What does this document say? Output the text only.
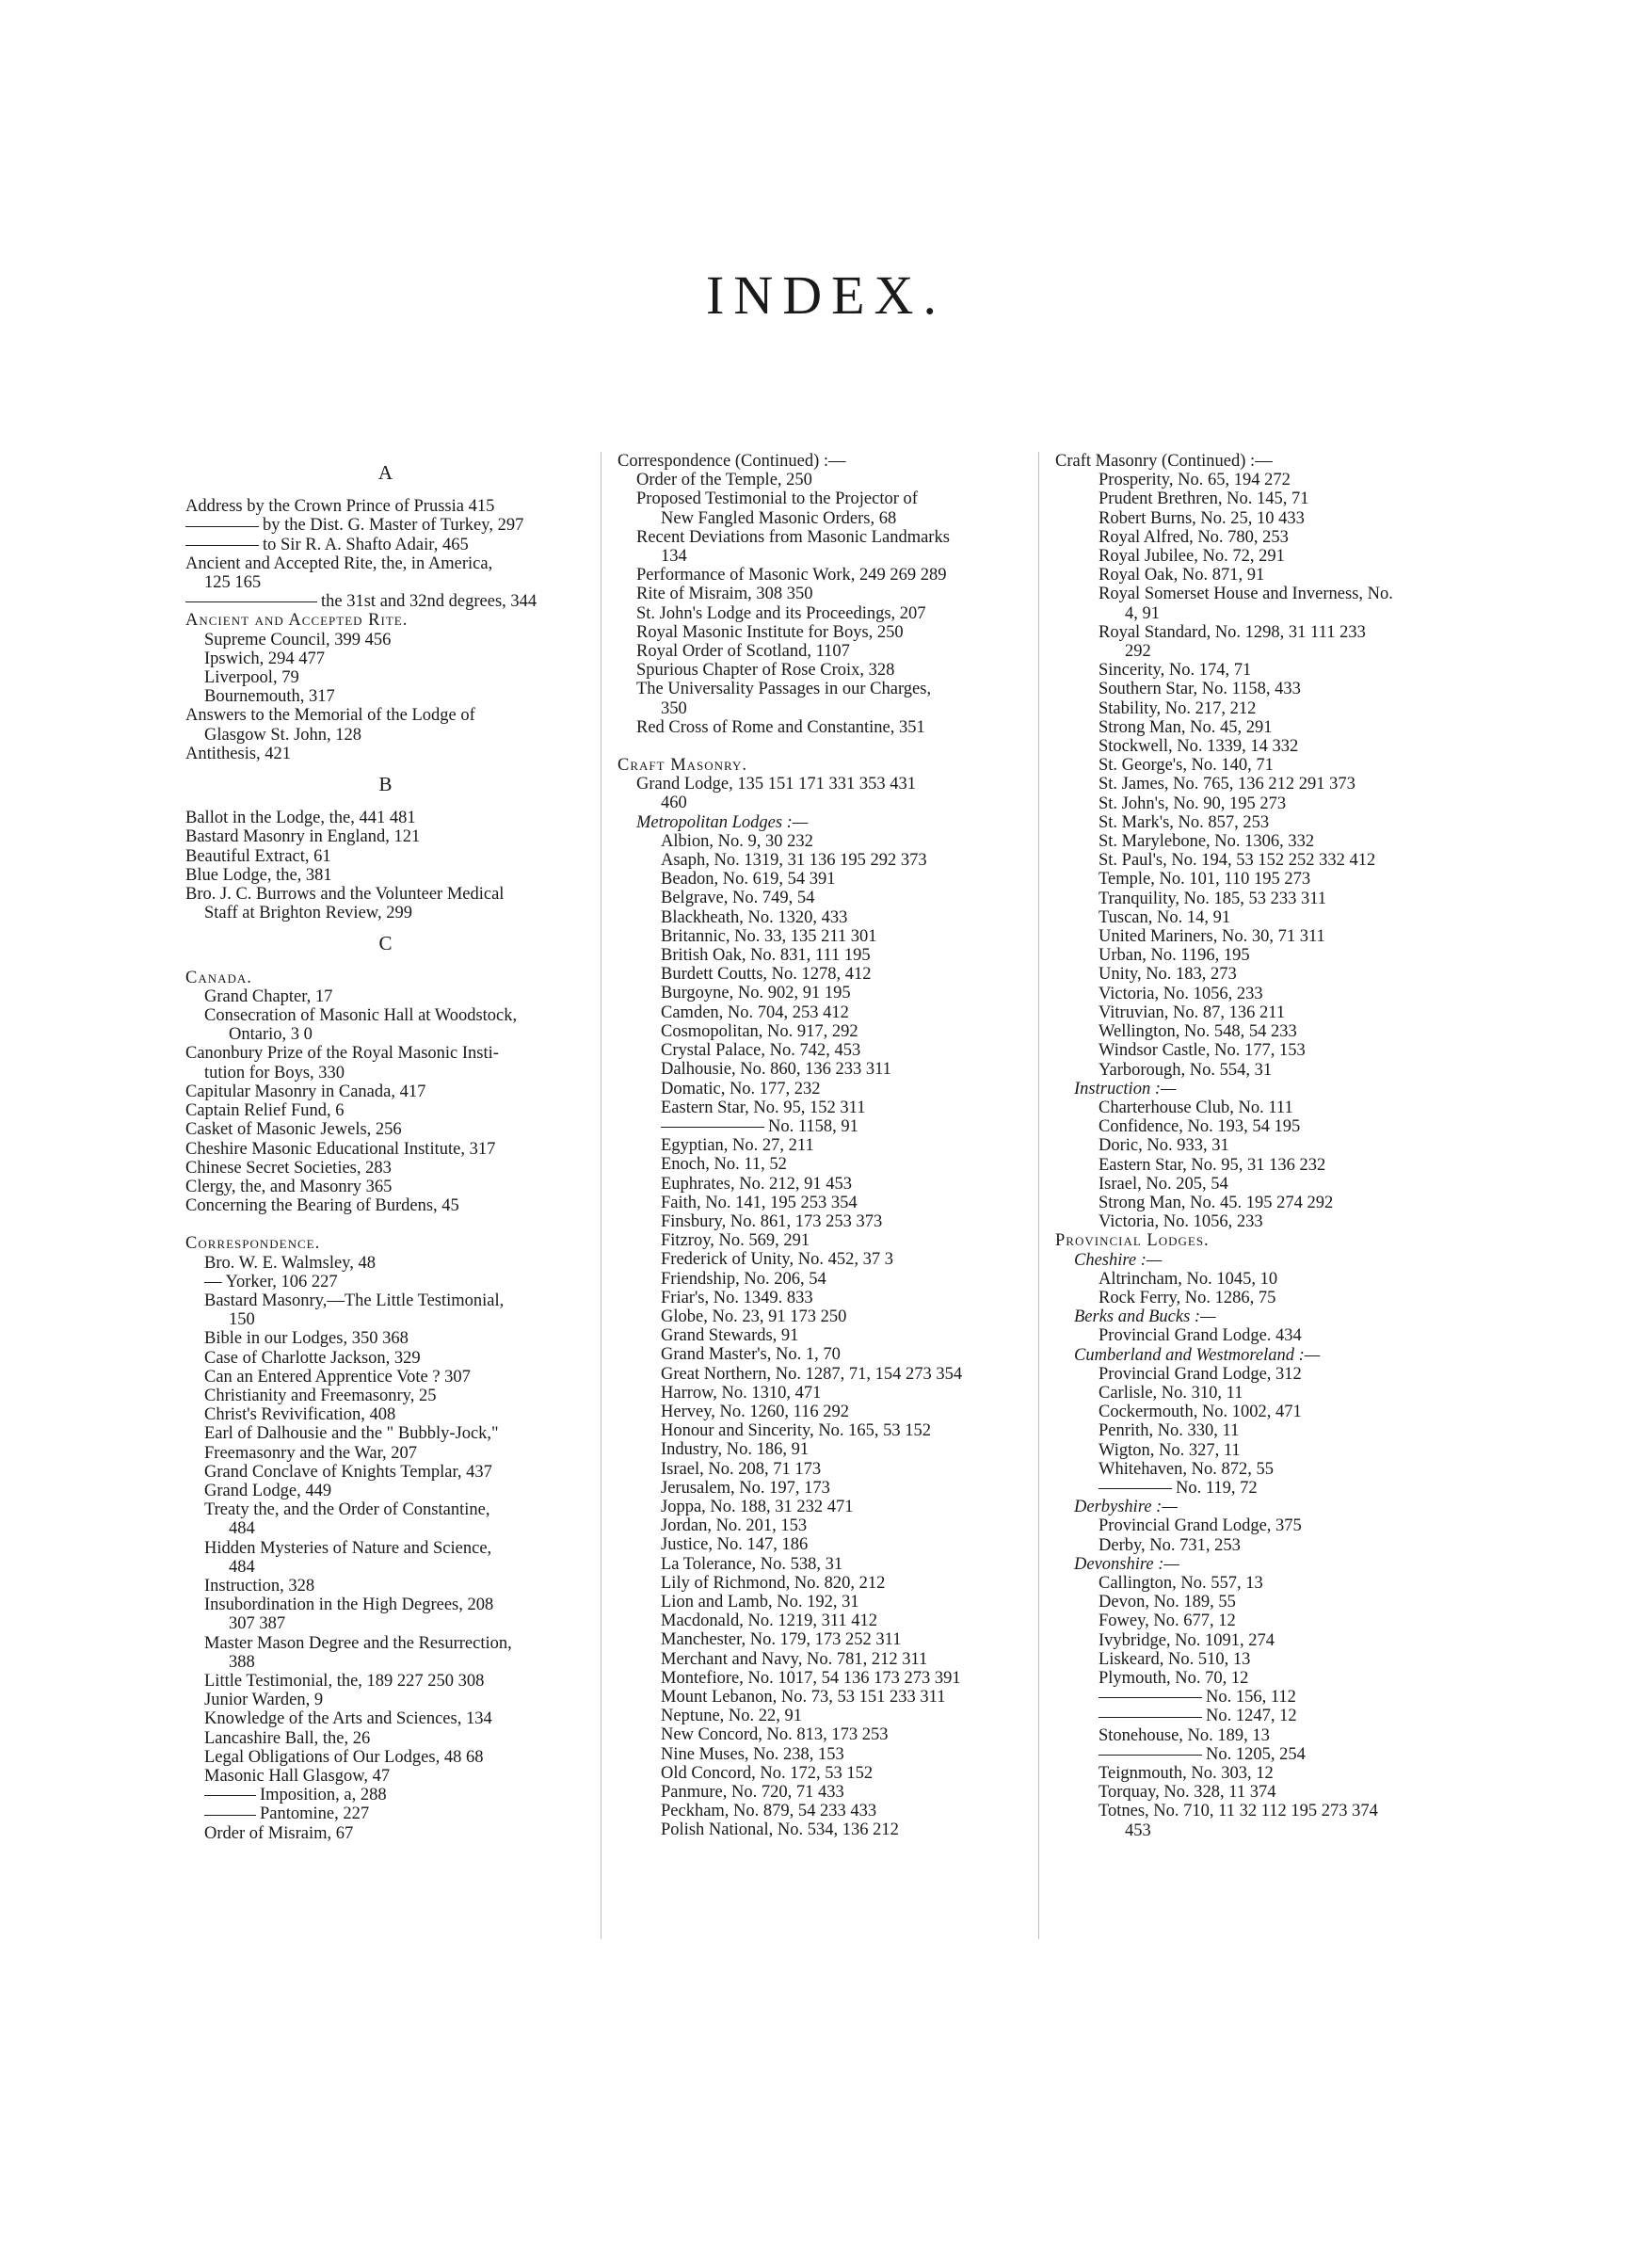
INDEX.
A
Address by the Crown Prince of Prussia 415
by the Dist. G. Master of Turkey, 297
to Sir R. A. Shafto Adair, 465
Ancient and Accepted Rite, the, in America,
125 165
the 31st and 32nd degrees, 344
Ancient and Accepted Rite.
Supreme Council, 399 456
Ipswich, 294 477
Liverpool, 79
Bournemouth, 317
Answers to the Memorial of the Lodge of
Glasgow St. John, 128
Antithesis, 421
B
Ballot in the Lodge, the, 441 481
Bastard Masonry in England, 121
Beautiful Extract, 61
Blue Lodge, the, 381
Bro. J. C. Burrows and the Volunteer Medical
Staff at Brighton Review, 299
C
Canada.
Grand Chapter, 17
Consecration of Masonic Hall at Woodstock,
Ontario, 3 0
Canonbury Prize of the Royal Masonic Insti-
tution for Boys, 330
Capitular Masonry in Canada, 417
Captain Relief Fund, 6
Casket of Masonic Jewels, 256
Cheshire Masonic Educational Institute, 317
Chinese Secret Societies, 283
Clergy, the, and Masonry 365
Concerning the Bearing of Burdens, 45
Correspondence.
Bro. W. E. Walmsley, 48
— Yorker, 106 227
Bastard Masonry,—The Little Testimonial,
150
Bible in our Lodges, 350 368
Case of Charlotte Jackson, 329
Can an Entered Apprentice Vote ? 307
Christianity and Freemasonry, 25
Christ's Revivification, 408
Earl of Dalhousie and the " Bubbly-Jock,"
Freemasonry and the War, 207
Grand Conclave of Knights Templar, 437
Grand Lodge, 449
Treaty the, and the Order of Constantine,
484
Hidden Mysteries of Nature and Science,
484
Instruction, 328
Insubordination in the High Degrees, 208
307 387
Master Mason Degree and the Resurrection,
388
Little Testimonial, the, 189 227 250 308
Junior Warden, 9
Knowledge of the Arts and Sciences, 134
Lancashire Ball, the, 26
Legal Obligations of Our Lodges, 48 68
Masonic Hall Glasgow, 47
Imposition, a, 288
Pantomine, 227
Order of Misraim, 67
Correspondence (Continued) :—
Order of the Temple, 250
Proposed Testimonial to the Projector of
New Fangled Masonic Orders, 68
Recent Deviations from Masonic Landmarks
134
Performance of Masonic Work, 249 269 289
Rite of Misraim, 308 350
St. John's Lodge and its Proceedings, 207
Royal Masonic Institute for Boys, 250
Royal Order of Scotland, 1107
Spurious Chapter of Rose Croix, 328
The Universality Passages in our Charges,
350
Red Cross of Rome and Constantine, 351
Craft Masonry.
Grand Lodge, 135 151 171 331 353 431
460
Metropolitan Lodges :—
Albion, No. 9, 30 232
Asaph, No. 1319, 31 136 195 292 373
Beadon, No. 619, 54 391
Belgrave, No. 749, 54
Blackheath, No. 1320, 433
Britannic, No. 33, 135 211 301
British Oak, No. 831, 111 195
Burdett Coutts, No. 1278, 412
Burgoyne, No. 902, 91 195
Camden, No. 704, 253 412
Cosmopolitan, No. 917, 292
Crystal Palace, No. 742, 453
Dalhousie, No. 860, 136 233 311
Domatic, No. 177, 232
Eastern Star, No. 95, 152 311
No. 1158, 91
Egyptian, No. 27, 211
Enoch, No. 11, 52
Euphrates, No. 212, 91 453
Faith, No. 141, 195 253 354
Finsbury, No. 861, 173 253 373
Fitzroy, No. 569, 291
Frederick of Unity, No. 452, 37 3
Friendship, No. 206, 54
Friar's, No. 1349. 833
Globe, No. 23, 91 173 250
Grand Stewards, 91
Grand Master's, No. 1, 70
Great Northern, No. 1287, 71, 154 273 354
Harrow, No. 1310, 471
Hervey, No. 1260, 116 292
Honour and Sincerity, No. 165, 53 152
Industry, No. 186, 91
Israel, No. 208, 71 173
Jerusalem, No. 197, 173
Joppa, No. 188, 31 232 471
Jordan, No. 201, 153
Justice, No. 147, 186
La Tolerance, No. 538, 31
Lily of Richmond, No. 820, 212
Lion and Lamb, No. 192, 31
Macdonald, No. 1219, 311 412
Manchester, No. 179, 173 252 311
Merchant and Navy, No. 781, 212 311
Montefiore, No. 1017, 54 136 173 273 391
Mount Lebanon, No. 73, 53 151 233 311
Neptune, No. 22, 91
New Concord, No. 813, 173 253
Nine Muses, No. 238, 153
Old Concord, No. 172, 53 152
Panmure, No. 720, 71 433
Peckham, No. 879, 54 233 433
Polish National, No. 534, 136 212
Craft Masonry (Continued) :—
Prosperity, No. 65, 194 272
Prudent Brethren, No. 145, 71
Robert Burns, No. 25, 10 433
Royal Alfred, No. 780, 253
Royal Jubilee, No. 72, 291
Royal Oak, No. 871, 91
Royal Somerset House and Inverness, No.
4, 91
Royal Standard, No. 1298, 31 111 233
292
Sincerity, No. 174, 71
Southern Star, No. 1158, 433
Stability, No. 217, 212
Strong Man, No. 45, 291
Stockwell, No. 1339, 14 332
St. George's, No. 140, 71
St. James, No. 765, 136 212 291 373
St. John's, No. 90, 195 273
St. Mark's, No. 857, 253
St. Marylebone, No. 1306, 332
St. Paul's, No. 194, 53 152 252 332 412
Temple, No. 101, 110 195 273
Tranquility, No. 185, 53 233 311
Tuscan, No. 14, 91
United Mariners, No. 30, 71 311
Urban, No. 1196, 195
Unity, No. 183, 273
Victoria, No. 1056, 233
Vitruvian, No. 87, 136 211
Wellington, No. 548, 54 233
Windsor Castle, No. 177, 153
Yarborough, No. 554, 31
Instruction :—
Charterhouse Club, No. 111
Confidence, No. 193, 54 195
Doric, No. 933, 31
Eastern Star, No. 95, 31 136 232
Israel, No. 205, 54
Strong Man, No. 45. 195 274 292
Victoria, No. 1056, 233
Provincial Lodges.
Cheshire :—
Altrincham, No. 1045, 10
Rock Ferry, No. 1286, 75
Berks and Bucks :—
Provincial Grand Lodge. 434
Cumberland and Westmoreland :—
Provincial Grand Lodge, 312
Carlisle, No. 310, 11
Cockermouth, No. 1002, 471
Penrith, No. 330, 11
Wigton, No. 327, 11
Whitehaven, No. 872, 55
No. 119, 72
Derbyshire :—
Provincial Grand Lodge, 375
Derby, No. 731, 253
Devonshire :—
Callington, No. 557, 13
Devon, No. 189, 55
Fowey, No. 677, 12
Ivybridge, No. 1091, 274
Liskeard, No. 510, 13
Plymouth, No. 70, 12
No. 156, 112
No. 1247, 12
Stonehouse, No. 189, 13
No. 1205, 254
Teignmouth, No. 303, 12
Torquay, No. 328, 11 374
Totnes, No. 710, 11 32 112 195 273 374
453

===============

Problem: Without the pictures, return the entries exactly as they appear.

Final result:
What does this document say? Output the text only.
INDEX.
A
Address by the Crown Prince of Prussia 415
by the Dist. G. Master of Turkey, 297
to Sir R. A. Shafto Adair, 465
Ancient and Accepted Rite, the, in America,
125 165
the 31st and 32nd degrees, 344
Ancient and Accepted Rite.
Supreme Council, 399 456
Ipswich, 294 477
Liverpool, 79
Bournemouth, 317
Answers to the Memorial of the Lodge of
Glasgow St. John, 128
Antithesis, 421
B
Ballot in the Lodge, the, 441 481
Bastard Masonry in England, 121
Beautiful Extract, 61
Blue Lodge, the, 381
Bro. J. C. Burrows and the Volunteer Medical
Staff at Brighton Review, 299
C
Canada.
Grand Chapter, 17
Consecration of Masonic Hall at Woodstock,
Ontario, 3 0
Canonbury Prize of the Royal Masonic Insti-
tution for Boys, 330
Capitular Masonry in Canada, 417
Captain Relief Fund, 6
Casket of Masonic Jewels, 256
Cheshire Masonic Educational Institute, 317
Chinese Secret Societies, 283
Clergy, the, and Masonry 365
Concerning the Bearing of Burdens, 45
Correspondence.
Bro. W. E. Walmsley, 48
— Yorker, 106 227
Bastard Masonry,—The Little Testimonial,
150
Bible in our Lodges, 350 368
Case of Charlotte Jackson, 329
Can an Entered Apprentice Vote ? 307
Christianity and Freemasonry, 25
Christ's Revivification, 408
Earl of Dalhousie and the " Bubbly-Jock,"
Freemasonry and the War, 207
Grand Conclave of Knights Templar, 437
Grand Lodge, 449
Treaty the, and the Order of Constantine,
484
Hidden Mysteries of Nature and Science,
484
Instruction, 328
Insubordination in the High Degrees, 208
307 387
Master Mason Degree and the Resurrection,
388
Little Testimonial, the, 189 227 250 308
Junior Warden, 9
Knowledge of the Arts and Sciences, 134
Lancashire Ball, the, 26
Legal Obligations of Our Lodges, 48 68
Masonic Hall Glasgow, 47
Imposition, a, 288
Pantomine, 227
Order of Misraim, 67
Correspondence (Continued) :—
Order of the Temple, 250
Proposed Testimonial to the Projector of
New Fangled Masonic Orders, 68
Recent Deviations from Masonic Landmarks
134
Performance of Masonic Work, 249 269 289
Rite of Misraim, 308 350
St. John's Lodge and its Proceedings, 207
Royal Masonic Institute for Boys, 250
Royal Order of Scotland, 1107
Spurious Chapter of Rose Croix, 328
The Universality Passages in our Charges,
350
Red Cross of Rome and Constantine, 351
Craft Masonry.
Grand Lodge, 135 151 171 331 353 431
460
Metropolitan Lodges :—
Albion, No. 9, 30 232
Asaph, No. 1319, 31 136 195 292 373
Beadon, No. 619, 54 391
Belgrave, No. 749, 54
Blackheath, No. 1320, 433
Britannic, No. 33, 135 211 301
British Oak, No. 831, 111 195
Burdett Coutts, No. 1278, 412
Burgoyne, No. 902, 91 195
Camden, No. 704, 253 412
Cosmopolitan, No. 917, 292
Crystal Palace, No. 742, 453
Dalhousie, No. 860, 136 233 311
Domatic, No. 177, 232
Eastern Star, No. 95, 152 311
No. 1158, 91
Egyptian, No. 27, 211
Enoch, No. 11, 52
Euphrates, No. 212, 91 453
Faith, No. 141, 195 253 354
Finsbury, No. 861, 173 253 373
Fitzroy, No. 569, 291
Frederick of Unity, No. 452, 37 3
Friendship, No. 206, 54
Friar's, No. 1349. 833
Globe, No. 23, 91 173 250
Grand Stewards, 91
Grand Master's, No. 1, 70
Great Northern, No. 1287, 71, 154 273 354
Harrow, No. 1310, 471
Hervey, No. 1260, 116 292
Honour and Sincerity, No. 165, 53 152
Industry, No. 186, 91
Israel, No. 208, 71 173
Jerusalem, No. 197, 173
Joppa, No. 188, 31 232 471
Jordan, No. 201, 153
Justice, No. 147, 186
La Tolerance, No. 538, 31
Lily of Richmond, No. 820, 212
Lion and Lamb, No. 192, 31
Macdonald, No. 1219, 311 412
Manchester, No. 179, 173 252 311
Merchant and Navy, No. 781, 212 311
Montefiore, No. 1017, 54 136 173 273 391
Mount Lebanon, No. 73, 53 151 233 311
Neptune, No. 22, 91
New Concord, No. 813, 173 253
Nine Muses, No. 238, 153
Old Concord, No. 172, 53 152
Panmure, No. 720, 71 433
Peckham, No. 879, 54 233 433
Polish National, No. 534, 136 212
Craft Masonry (Continued) :—
Prosperity, No. 65, 194 272
Prudent Brethren, No. 145, 71
Robert Burns, No. 25, 10 433
Royal Alfred, No. 780, 253
Royal Jubilee, No. 72, 291
Royal Oak, No. 871, 91
Royal Somerset House and Inverness, No.
4, 91
Royal Standard, No. 1298, 31 111 233
292
Sincerity, No. 174, 71
Southern Star, No. 1158, 433
Stability, No. 217, 212
Strong Man, No. 45, 291
Stockwell, No. 1339, 14 332
St. George's, No. 140, 71
St. James, No. 765, 136 212 291 373
St. John's, No. 90, 195 273
St. Mark's, No. 857, 253
St. Marylebone, No. 1306, 332
St. Paul's, No. 194, 53 152 252 332 412
Temple, No. 101, 110 195 273
Tranquility, No. 185, 53 233 311
Tuscan, No. 14, 91
United Mariners, No. 30, 71 311
Urban, No. 1196, 195
Unity, No. 183, 273
Victoria, No. 1056, 233
Vitruvian, No. 87, 136 211
Wellington, No. 548, 54 233
Windsor Castle, No. 177, 153
Yarborough, No. 554, 31
Instruction :—
Charterhouse Club, No. 111
Confidence, No. 193, 54 195
Doric, No. 933, 31
Eastern Star, No. 95, 31 136 232
Israel, No. 205, 54
Strong Man, No. 45. 195 274 292
Victoria, No. 1056, 233
Provincial Lodges.
Cheshire :—
Altrincham, No. 1045, 10
Rock Ferry, No. 1286, 75
Berks and Bucks :—
Provincial Grand Lodge. 434
Cumberland and Westmoreland :—
Provincial Grand Lodge, 312
Carlisle, No. 310, 11
Cockermouth, No. 1002, 471
Penrith, No. 330, 11
Wigton, No. 327, 11
Whitehaven, No. 872, 55
No. 119, 72
Derbyshire :—
Provincial Grand Lodge, 375
Derby, No. 731, 253
Devonshire :—
Callington, No. 557, 13
Devon, No. 189, 55
Fowey, No. 677, 12
Ivybridge, No. 1091, 274
Liskeard, No. 510, 13
Plymouth, No. 70, 12
No. 156, 112
No. 1247, 12
Stonehouse, No. 189, 13
No. 1205, 254
Teignmouth, No. 303, 12
Torquay, No. 328, 11 374
Totnes, No. 710, 11 32 112 195 273 374
453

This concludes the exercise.